Exercise description
Transcribe each record exactly. Include every one.

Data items
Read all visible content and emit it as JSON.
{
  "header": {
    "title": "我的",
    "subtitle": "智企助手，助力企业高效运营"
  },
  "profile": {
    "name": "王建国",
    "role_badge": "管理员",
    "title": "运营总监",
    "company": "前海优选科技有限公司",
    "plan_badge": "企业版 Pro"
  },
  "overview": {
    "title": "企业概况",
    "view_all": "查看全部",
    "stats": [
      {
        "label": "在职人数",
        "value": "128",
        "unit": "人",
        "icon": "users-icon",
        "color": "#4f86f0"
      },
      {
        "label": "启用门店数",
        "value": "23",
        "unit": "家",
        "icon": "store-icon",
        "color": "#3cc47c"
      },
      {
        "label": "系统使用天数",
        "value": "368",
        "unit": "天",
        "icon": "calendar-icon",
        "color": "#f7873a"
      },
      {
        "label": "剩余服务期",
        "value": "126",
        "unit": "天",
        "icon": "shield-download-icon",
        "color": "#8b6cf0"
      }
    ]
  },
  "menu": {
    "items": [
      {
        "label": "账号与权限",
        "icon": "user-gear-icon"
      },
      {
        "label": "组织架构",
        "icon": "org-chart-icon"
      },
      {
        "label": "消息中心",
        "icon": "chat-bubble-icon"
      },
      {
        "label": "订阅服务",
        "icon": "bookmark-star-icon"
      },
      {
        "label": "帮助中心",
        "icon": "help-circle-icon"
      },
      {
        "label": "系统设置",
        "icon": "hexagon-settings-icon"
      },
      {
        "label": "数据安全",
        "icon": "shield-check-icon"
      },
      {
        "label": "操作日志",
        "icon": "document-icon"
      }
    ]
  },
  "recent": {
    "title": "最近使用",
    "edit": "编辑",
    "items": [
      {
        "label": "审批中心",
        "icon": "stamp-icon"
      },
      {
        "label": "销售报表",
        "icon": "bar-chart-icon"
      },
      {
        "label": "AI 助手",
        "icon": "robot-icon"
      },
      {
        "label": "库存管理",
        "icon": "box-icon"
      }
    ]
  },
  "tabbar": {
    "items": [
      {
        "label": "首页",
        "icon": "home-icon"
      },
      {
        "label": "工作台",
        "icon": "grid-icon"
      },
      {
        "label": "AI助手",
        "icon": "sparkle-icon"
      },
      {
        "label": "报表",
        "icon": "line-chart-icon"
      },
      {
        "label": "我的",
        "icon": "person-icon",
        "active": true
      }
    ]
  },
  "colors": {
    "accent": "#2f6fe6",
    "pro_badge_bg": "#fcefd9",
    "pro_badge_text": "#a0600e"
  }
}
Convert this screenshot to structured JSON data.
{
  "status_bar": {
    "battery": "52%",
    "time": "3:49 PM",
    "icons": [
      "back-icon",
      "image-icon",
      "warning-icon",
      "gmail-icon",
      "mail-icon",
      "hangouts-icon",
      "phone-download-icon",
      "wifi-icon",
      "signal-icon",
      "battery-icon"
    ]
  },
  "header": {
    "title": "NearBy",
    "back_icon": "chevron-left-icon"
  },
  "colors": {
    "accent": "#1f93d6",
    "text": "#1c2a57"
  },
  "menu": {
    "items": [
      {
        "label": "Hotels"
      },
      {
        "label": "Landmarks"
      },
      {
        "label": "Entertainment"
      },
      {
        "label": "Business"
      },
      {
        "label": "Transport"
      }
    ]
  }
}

Solution
Read all visible content and emit it as JSON.
{
  "header": {
    "title": "我的",
    "subtitle": "智企助手，助力企业高效运营"
  },
  "profile": {
    "name": "王建国",
    "role_badge": "管理员",
    "title": "运营总监",
    "company": "前海优选科技有限公司",
    "plan_badge": "企业版 Pro"
  },
  "overview": {
    "title": "企业概况",
    "view_all": "查看全部",
    "stats": [
      {
        "label": "在职人数",
        "value": "128",
        "unit": "人",
        "icon": "users-icon",
        "color": "#4f86f0"
      },
      {
        "label": "启用门店数",
        "value": "23",
        "unit": "家",
        "icon": "store-icon",
        "color": "#3cc47c"
      },
      {
        "label": "系统使用天数",
        "value": "368",
        "unit": "天",
        "icon": "calendar-icon",
        "color": "#f7873a"
      },
      {
        "label": "剩余服务期",
        "value": "126",
        "unit": "天",
        "icon": "shield-download-icon",
        "color": "#8b6cf0"
      }
    ]
  },
  "menu": {
    "items": [
      {
        "label": "账号与权限",
        "icon": "user-gear-icon"
      },
      {
        "label": "组织架构",
        "icon": "org-chart-icon"
      },
      {
        "label": "消息中心",
        "icon": "chat-bubble-icon"
      },
      {
        "label": "订阅服务",
        "icon": "bookmark-star-icon"
      },
      {
        "label": "帮助中心",
        "icon": "help-circle-icon"
      },
      {
        "label": "系统设置",
        "icon": "hexagon-settings-icon"
      },
      {
        "label": "数据安全",
        "icon": "shield-check-icon"
      },
      {
        "label": "操作日志",
        "icon": "document-icon"
      }
    ]
  },
  "recent": {
    "title": "最近使用",
    "edit": "编辑",
    "items": [
      {
        "label": "审批中心",
        "icon": "stamp-icon"
      },
      {
        "label": "销售报表",
        "icon": "bar-chart-icon"
      },
      {
        "label": "AI 助手",
        "icon": "robot-icon"
      },
      {
        "label": "库存管理",
        "icon": "box-icon"
      }
    ]
  },
  "tabbar": {
    "items": [
      {
        "label": "首页",
        "icon": "home-icon"
      },
      {
        "label": "工作台",
        "icon": "grid-icon"
      },
      {
        "label": "AI助手",
        "icon": "sparkle-icon"
      },
      {
        "label": "报表",
        "icon": "line-chart-icon"
      },
      {
        "label": "我的",
        "icon": "person-icon",
        "active": true
      }
    ]
  },
  "colors": {
    "accent": "#2f6fe6",
    "pro_badge_bg": "#fcefd9",
    "pro_badge_text": "#a0600e"
  }
}
Convert this screenshot to structured JSON data.
{
  "status_bar": {
    "battery": "52%",
    "time": "3:49 PM",
    "icons": [
      "back-icon",
      "image-icon",
      "warning-icon",
      "gmail-icon",
      "mail-icon",
      "hangouts-icon",
      "phone-download-icon",
      "wifi-icon",
      "signal-icon",
      "battery-icon"
    ]
  },
  "header": {
    "title": "NearBy",
    "back_icon": "chevron-left-icon"
  },
  "colors": {
    "accent": "#1f93d6",
    "text": "#1c2a57"
  },
  "menu": {
    "items": [
      {
        "label": "Hotels"
      },
      {
        "label": "Landmarks"
      },
      {
        "label": "Entertainment"
      },
      {
        "label": "Business"
      },
      {
        "label": "Transport"
      }
    ]
  }
}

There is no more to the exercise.